**Information provided**
## begin

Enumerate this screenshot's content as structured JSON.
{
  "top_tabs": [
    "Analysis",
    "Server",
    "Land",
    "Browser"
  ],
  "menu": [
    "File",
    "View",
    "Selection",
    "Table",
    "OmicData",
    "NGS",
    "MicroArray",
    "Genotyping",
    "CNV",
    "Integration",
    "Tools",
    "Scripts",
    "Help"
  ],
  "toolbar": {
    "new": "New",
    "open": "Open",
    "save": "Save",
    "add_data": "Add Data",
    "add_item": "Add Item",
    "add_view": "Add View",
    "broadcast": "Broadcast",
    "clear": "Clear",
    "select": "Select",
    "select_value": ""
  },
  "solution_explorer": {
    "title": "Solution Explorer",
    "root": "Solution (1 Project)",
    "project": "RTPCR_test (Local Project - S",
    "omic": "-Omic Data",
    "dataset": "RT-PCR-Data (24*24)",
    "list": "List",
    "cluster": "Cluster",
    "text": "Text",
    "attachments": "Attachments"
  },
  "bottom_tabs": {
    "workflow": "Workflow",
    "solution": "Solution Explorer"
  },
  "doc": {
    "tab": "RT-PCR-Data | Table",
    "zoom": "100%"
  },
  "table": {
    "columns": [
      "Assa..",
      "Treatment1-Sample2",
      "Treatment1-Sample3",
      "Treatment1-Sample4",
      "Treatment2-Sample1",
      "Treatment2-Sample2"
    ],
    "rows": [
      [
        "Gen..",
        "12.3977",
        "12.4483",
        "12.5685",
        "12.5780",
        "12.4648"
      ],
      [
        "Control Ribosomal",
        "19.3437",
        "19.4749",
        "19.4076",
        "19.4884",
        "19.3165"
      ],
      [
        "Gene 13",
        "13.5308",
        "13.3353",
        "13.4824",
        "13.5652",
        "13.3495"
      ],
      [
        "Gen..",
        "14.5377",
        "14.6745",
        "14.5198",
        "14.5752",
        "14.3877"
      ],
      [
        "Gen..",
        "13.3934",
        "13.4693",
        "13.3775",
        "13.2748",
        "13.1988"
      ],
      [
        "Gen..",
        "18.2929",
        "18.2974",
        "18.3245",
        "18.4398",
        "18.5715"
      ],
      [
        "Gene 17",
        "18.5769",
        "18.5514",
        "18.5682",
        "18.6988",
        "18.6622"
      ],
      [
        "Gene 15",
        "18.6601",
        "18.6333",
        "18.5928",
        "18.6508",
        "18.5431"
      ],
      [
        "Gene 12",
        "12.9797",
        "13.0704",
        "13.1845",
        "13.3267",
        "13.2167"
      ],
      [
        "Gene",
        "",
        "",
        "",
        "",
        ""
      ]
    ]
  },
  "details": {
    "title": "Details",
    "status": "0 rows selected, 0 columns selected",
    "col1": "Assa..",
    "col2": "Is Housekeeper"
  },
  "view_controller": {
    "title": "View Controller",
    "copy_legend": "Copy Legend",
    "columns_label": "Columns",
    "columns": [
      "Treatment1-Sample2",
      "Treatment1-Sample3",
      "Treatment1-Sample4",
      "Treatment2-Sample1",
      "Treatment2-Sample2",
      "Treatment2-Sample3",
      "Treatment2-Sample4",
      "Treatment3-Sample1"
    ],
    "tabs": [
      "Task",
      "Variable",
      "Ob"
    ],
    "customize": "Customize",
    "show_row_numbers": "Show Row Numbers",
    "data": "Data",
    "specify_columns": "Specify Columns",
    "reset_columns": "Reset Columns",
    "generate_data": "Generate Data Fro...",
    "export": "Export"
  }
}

## end

**Required task**
Go over the data above and copy every line that has the word "title" in it.

**Exercise response**
    "title": "Solution Explorer",
    "title": "Details",
    "title": "View Controller",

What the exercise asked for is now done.